[Source records start]
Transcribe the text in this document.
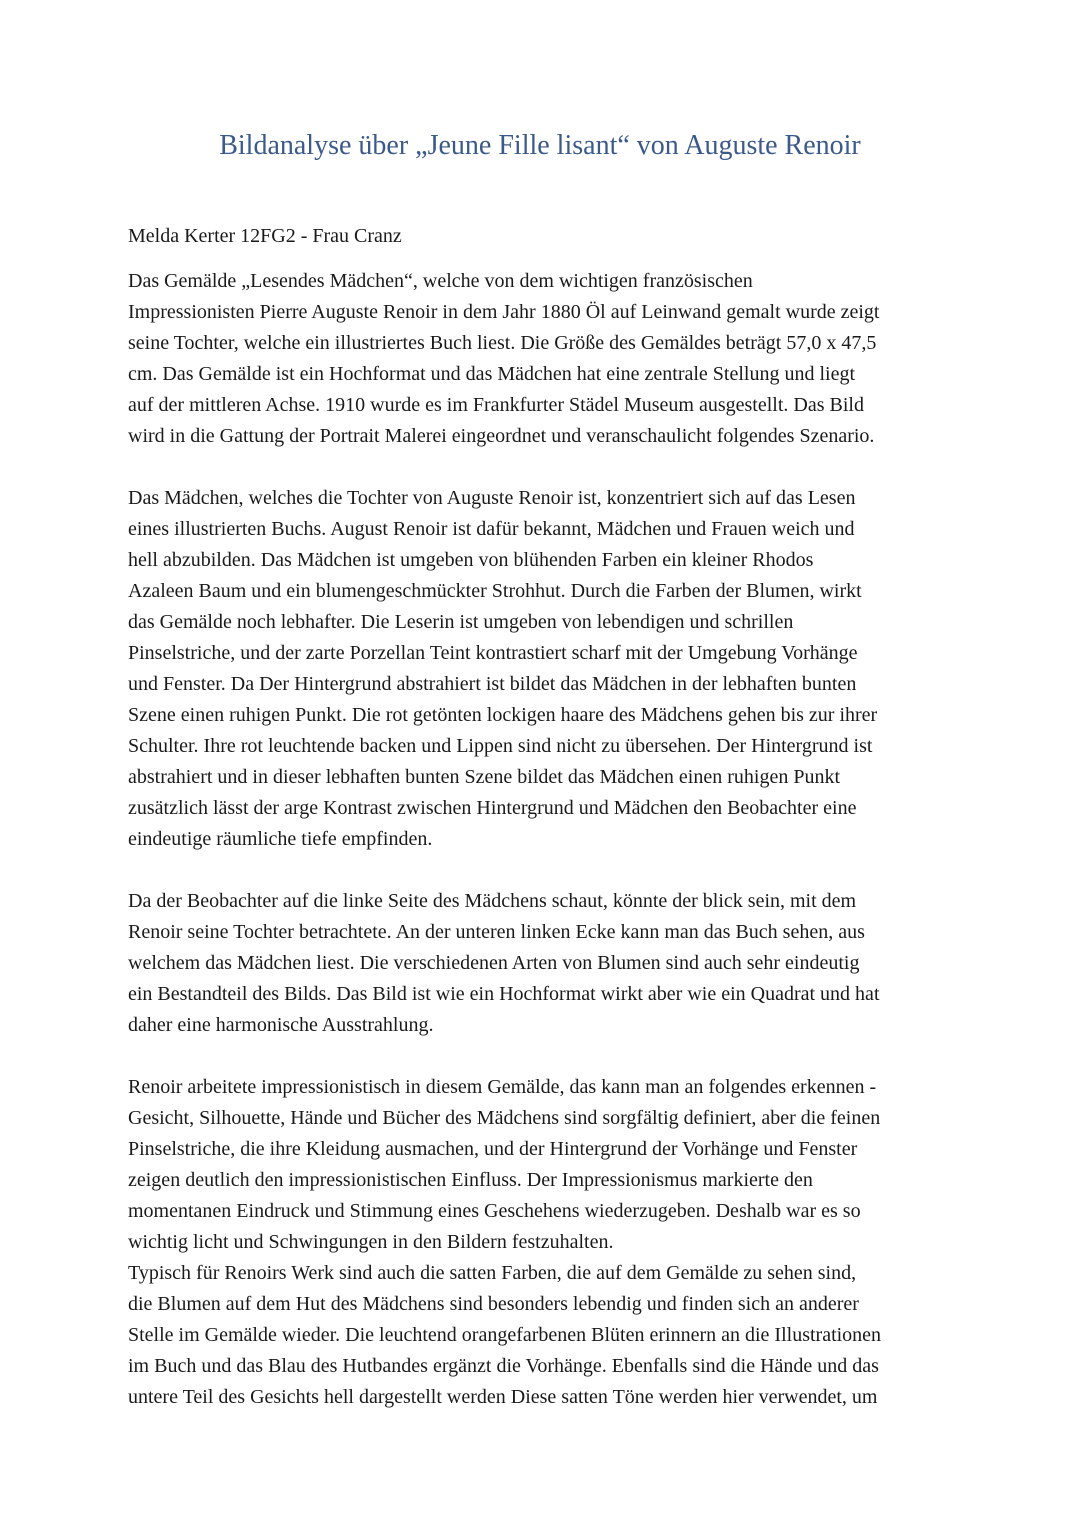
Bildanalyse über „Jeune Fille lisant“ von Auguste Renoir

Melda Kerter 12FG2 - Frau Cranz

Das Gemälde „Lesendes Mädchen“, welche von dem wichtigen französischen
Impressionisten Pierre Auguste Renoir in dem Jahr 1880 Öl auf Leinwand gemalt wurde zeigt
seine Tochter, welche ein illustriertes Buch liest. Die Größe des Gemäldes beträgt 57,0 x 47,5
cm. Das Gemälde ist ein Hochformat und das Mädchen hat eine zentrale Stellung und liegt
auf der mittleren Achse. 1910 wurde es im Frankfurter Städel Museum ausgestellt. Das Bild
wird in die Gattung der Portrait Malerei eingeordnet und veranschaulicht folgendes Szenario.

Das Mädchen, welches die Tochter von Auguste Renoir ist, konzentriert sich auf das Lesen
eines illustrierten Buchs. August Renoir ist dafür bekannt, Mädchen und Frauen weich und
hell abzubilden. Das Mädchen ist umgeben von blühenden Farben ein kleiner Rhodos
Azaleen Baum und ein blumengeschmückter Strohhut. Durch die Farben der Blumen, wirkt
das Gemälde noch lebhafter. Die Leserin ist umgeben von lebendigen und schrillen
Pinselstriche, und der zarte Porzellan Teint kontrastiert scharf mit der Umgebung Vorhänge
und Fenster. Da Der Hintergrund abstrahiert ist bildet das Mädchen in der lebhaften bunten
Szene einen ruhigen Punkt. Die rot getönten lockigen haare des Mädchens gehen bis zur ihrer
Schulter. Ihre rot leuchtende backen und Lippen sind nicht zu übersehen. Der Hintergrund ist
abstrahiert und in dieser lebhaften bunten Szene bildet das Mädchen einen ruhigen Punkt
zusätzlich lässt der arge Kontrast zwischen Hintergrund und Mädchen den Beobachter eine
eindeutige räumliche tiefe empfinden.

Da der Beobachter auf die linke Seite des Mädchens schaut, könnte der blick sein, mit dem
Renoir seine Tochter betrachtete. An der unteren linken Ecke kann man das Buch sehen, aus
welchem das Mädchen liest. Die verschiedenen Arten von Blumen sind auch sehr eindeutig
ein Bestandteil des Bilds. Das Bild ist wie ein Hochformat wirkt aber wie ein Quadrat und hat
daher eine harmonische Ausstrahlung.

Renoir arbeitete impressionistisch in diesem Gemälde, das kann man an folgendes erkennen -
Gesicht, Silhouette, Hände und Bücher des Mädchens sind sorgfältig definiert, aber die feinen
Pinselstriche, die ihre Kleidung ausmachen, und der Hintergrund der Vorhänge und Fenster
zeigen deutlich den impressionistischen Einfluss. Der Impressionismus markierte den
momentanen Eindruck und Stimmung eines Geschehens wiederzugeben. Deshalb war es so
wichtig licht und Schwingungen in den Bildern festzuhalten.
Typisch für Renoirs Werk sind auch die satten Farben, die auf dem Gemälde zu sehen sind,
die Blumen auf dem Hut des Mädchens sind besonders lebendig und finden sich an anderer
Stelle im Gemälde wieder. Die leuchtend orangefarbenen Blüten erinnern an die Illustrationen
im Buch und das Blau des Hutbandes ergänzt die Vorhänge. Ebenfalls sind die Hände und das
untere Teil des Gesichts hell dargestellt werden Diese satten Töne werden hier verwendet, um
[Source records end]
Task instructions:
Where does the word "wirkt" appear in the listing? List each line that holds it.

Expected answer:
Azaleen Baum und ein blumengeschmückter Strohhut. Durch die Farben der Blumen, wirkt
ein Bestandteil des Bilds. Das Bild ist wie ein Hochformat wirkt aber wie ein Quadrat und hat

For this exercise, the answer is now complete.